Render the following material again verbatim, leaving nothing out.

[START Entries supplied]

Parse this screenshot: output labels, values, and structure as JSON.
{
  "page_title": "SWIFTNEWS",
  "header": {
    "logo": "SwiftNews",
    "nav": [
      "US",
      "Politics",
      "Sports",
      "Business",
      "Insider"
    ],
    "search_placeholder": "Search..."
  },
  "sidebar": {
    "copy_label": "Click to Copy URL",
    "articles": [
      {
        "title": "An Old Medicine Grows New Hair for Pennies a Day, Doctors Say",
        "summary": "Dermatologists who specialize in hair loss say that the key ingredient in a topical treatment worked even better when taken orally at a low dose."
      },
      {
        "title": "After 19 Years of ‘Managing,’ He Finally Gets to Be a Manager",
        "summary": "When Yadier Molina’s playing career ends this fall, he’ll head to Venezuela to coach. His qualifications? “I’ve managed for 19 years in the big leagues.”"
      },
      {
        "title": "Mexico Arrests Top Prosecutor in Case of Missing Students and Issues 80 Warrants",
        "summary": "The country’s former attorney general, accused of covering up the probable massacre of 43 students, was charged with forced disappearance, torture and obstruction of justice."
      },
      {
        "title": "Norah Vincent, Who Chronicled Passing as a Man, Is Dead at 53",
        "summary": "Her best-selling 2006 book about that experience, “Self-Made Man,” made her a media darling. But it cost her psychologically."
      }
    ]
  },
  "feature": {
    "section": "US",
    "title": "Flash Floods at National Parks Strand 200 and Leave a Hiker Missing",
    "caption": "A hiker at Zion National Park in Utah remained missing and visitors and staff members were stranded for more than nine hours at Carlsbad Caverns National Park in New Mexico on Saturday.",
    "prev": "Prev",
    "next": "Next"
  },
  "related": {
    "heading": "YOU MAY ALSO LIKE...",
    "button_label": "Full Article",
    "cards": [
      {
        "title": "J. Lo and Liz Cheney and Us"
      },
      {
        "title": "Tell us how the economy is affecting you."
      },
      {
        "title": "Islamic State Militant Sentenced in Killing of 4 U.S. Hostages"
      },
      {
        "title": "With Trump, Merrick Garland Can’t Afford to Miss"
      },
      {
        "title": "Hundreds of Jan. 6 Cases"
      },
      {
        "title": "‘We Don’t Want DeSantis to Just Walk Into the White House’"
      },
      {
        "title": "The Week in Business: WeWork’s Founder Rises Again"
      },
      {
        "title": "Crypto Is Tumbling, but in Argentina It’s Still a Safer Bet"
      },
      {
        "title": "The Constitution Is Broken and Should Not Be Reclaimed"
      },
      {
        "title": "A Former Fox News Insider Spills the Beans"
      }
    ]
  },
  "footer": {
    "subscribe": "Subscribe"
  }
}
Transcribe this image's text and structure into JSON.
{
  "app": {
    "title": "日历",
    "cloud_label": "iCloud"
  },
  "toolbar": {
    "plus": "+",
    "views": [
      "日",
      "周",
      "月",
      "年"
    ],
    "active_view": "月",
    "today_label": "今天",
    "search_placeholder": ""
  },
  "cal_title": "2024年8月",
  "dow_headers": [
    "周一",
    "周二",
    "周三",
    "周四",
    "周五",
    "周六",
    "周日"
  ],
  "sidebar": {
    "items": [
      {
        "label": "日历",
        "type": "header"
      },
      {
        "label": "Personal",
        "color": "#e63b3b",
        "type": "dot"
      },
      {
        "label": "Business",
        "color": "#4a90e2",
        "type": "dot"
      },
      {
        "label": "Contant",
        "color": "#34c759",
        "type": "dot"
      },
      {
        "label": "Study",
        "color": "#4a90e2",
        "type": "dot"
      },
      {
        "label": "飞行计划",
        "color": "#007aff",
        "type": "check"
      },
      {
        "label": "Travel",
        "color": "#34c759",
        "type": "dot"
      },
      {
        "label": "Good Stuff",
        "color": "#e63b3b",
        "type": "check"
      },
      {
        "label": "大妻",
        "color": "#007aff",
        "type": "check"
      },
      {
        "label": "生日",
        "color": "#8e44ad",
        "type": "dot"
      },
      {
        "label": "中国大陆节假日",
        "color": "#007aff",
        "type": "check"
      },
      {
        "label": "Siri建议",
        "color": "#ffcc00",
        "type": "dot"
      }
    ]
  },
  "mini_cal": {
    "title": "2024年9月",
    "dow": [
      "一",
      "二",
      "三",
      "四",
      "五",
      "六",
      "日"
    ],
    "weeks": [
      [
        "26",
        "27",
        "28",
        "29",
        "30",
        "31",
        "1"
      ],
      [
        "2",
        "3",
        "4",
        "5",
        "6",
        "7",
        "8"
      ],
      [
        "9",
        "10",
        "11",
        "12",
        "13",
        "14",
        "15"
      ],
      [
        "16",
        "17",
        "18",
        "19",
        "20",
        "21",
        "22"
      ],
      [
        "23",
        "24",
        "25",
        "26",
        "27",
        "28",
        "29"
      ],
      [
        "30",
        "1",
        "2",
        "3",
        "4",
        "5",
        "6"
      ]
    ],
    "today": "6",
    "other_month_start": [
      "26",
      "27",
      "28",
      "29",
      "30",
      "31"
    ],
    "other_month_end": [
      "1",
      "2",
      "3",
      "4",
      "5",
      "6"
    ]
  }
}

[END Entries supplied]

Exercise result
Parse this screenshot: output labels, values, and structure as JSON.
{
  "page_title": "SWIFTNEWS",
  "header": {
    "logo": "SwiftNews",
    "nav": [
      "US",
      "Politics",
      "Sports",
      "Business",
      "Insider"
    ],
    "search_placeholder": "Search..."
  },
  "sidebar": {
    "copy_label": "Click to Copy URL",
    "articles": [
      {
        "title": "An Old Medicine Grows New Hair for Pennies a Day, Doctors Say",
        "summary": "Dermatologists who specialize in hair loss say that the key ingredient in a topical treatment worked even better when taken orally at a low dose."
      },
      {
        "title": "After 19 Years of ‘Managing,’ He Finally Gets to Be a Manager",
        "summary": "When Yadier Molina’s playing career ends this fall, he’ll head to Venezuela to coach. His qualifications? “I’ve managed for 19 years in the big leagues.”"
      },
      {
        "title": "Mexico Arrests Top Prosecutor in Case of Missing Students and Issues 80 Warrants",
        "summary": "The country’s former attorney general, accused of covering up the probable massacre of 43 students, was charged with forced disappearance, torture and obstruction of justice."
      },
      {
        "title": "Norah Vincent, Who Chronicled Passing as a Man, Is Dead at 53",
        "summary": "Her best-selling 2006 book about that experience, “Self-Made Man,” made her a media darling. But it cost her psychologically."
      }
    ]
  },
  "feature": {
    "section": "US",
    "title": "Flash Floods at National Parks Strand 200 and Leave a Hiker Missing",
    "caption": "A hiker at Zion National Park in Utah remained missing and visitors and staff members were stranded for more than nine hours at Carlsbad Caverns National Park in New Mexico on Saturday.",
    "prev": "Prev",
    "next": "Next"
  },
  "related": {
    "heading": "YOU MAY ALSO LIKE...",
    "button_label": "Full Article",
    "cards": [
      {
        "title": "J. Lo and Liz Cheney and Us"
      },
      {
        "title": "Tell us how the economy is affecting you."
      },
      {
        "title": "Islamic State Militant Sentenced in Killing of 4 U.S. Hostages"
      },
      {
        "title": "With Trump, Merrick Garland Can’t Afford to Miss"
      },
      {
        "title": "Hundreds of Jan. 6 Cases"
      },
      {
        "title": "‘We Don’t Want DeSantis to Just Walk Into the White House’"
      },
      {
        "title": "The Week in Business: WeWork’s Founder Rises Again"
      },
      {
        "title": "Crypto Is Tumbling, but in Argentina It’s Still a Safer Bet"
      },
      {
        "title": "The Constitution Is Broken and Should Not Be Reclaimed"
      },
      {
        "title": "A Former Fox News Insider Spills the Beans"
      }
    ]
  },
  "footer": {
    "subscribe": "Subscribe"
  }
}
Transcribe this image's text and structure into JSON.
{
  "app": {
    "title": "日历",
    "cloud_label": "iCloud"
  },
  "toolbar": {
    "plus": "+",
    "views": [
      "日",
      "周",
      "月",
      "年"
    ],
    "active_view": "月",
    "today_label": "今天",
    "search_placeholder": ""
  },
  "cal_title": "2024年8月",
  "dow_headers": [
    "周一",
    "周二",
    "周三",
    "周四",
    "周五",
    "周六",
    "周日"
  ],
  "sidebar": {
    "items": [
      {
        "label": "日历",
        "type": "header"
      },
      {
        "label": "Personal",
        "color": "#e63b3b",
        "type": "dot"
      },
      {
        "label": "Business",
        "color": "#4a90e2",
        "type": "dot"
      },
      {
        "label": "Contant",
        "color": "#34c759",
        "type": "dot"
      },
      {
        "label": "Study",
        "color": "#4a90e2",
        "type": "dot"
      },
      {
        "label": "飞行计划",
        "color": "#007aff",
        "type": "check"
      },
      {
        "label": "Travel",
        "color": "#34c759",
        "type": "dot"
      },
      {
        "label": "Good Stuff",
        "color": "#e63b3b",
        "type": "check"
      },
      {
        "label": "大妻",
        "color": "#007aff",
        "type": "check"
      },
      {
        "label": "生日",
        "color": "#8e44ad",
        "type": "dot"
      },
      {
        "label": "中国大陆节假日",
        "color": "#007aff",
        "type": "check"
      },
      {
        "label": "Siri建议",
        "color": "#ffcc00",
        "type": "dot"
      }
    ]
  },
  "mini_cal": {
    "title": "2024年9月",
    "dow": [
      "一",
      "二",
      "三",
      "四",
      "五",
      "六",
      "日"
    ],
    "weeks": [
      [
        "26",
        "27",
        "28",
        "29",
        "30",
        "31",
        "1"
      ],
      [
        "2",
        "3",
        "4",
        "5",
        "6",
        "7",
        "8"
      ],
      [
        "9",
        "10",
        "11",
        "12",
        "13",
        "14",
        "15"
      ],
      [
        "16",
        "17",
        "18",
        "19",
        "20",
        "21",
        "22"
      ],
      [
        "23",
        "24",
        "25",
        "26",
        "27",
        "28",
        "29"
      ],
      [
        "30",
        "1",
        "2",
        "3",
        "4",
        "5",
        "6"
      ]
    ],
    "today": "6",
    "other_month_start": [
      "26",
      "27",
      "28",
      "29",
      "30",
      "31"
    ],
    "other_month_end": [
      "1",
      "2",
      "3",
      "4",
      "5",
      "6"
    ]
  }
}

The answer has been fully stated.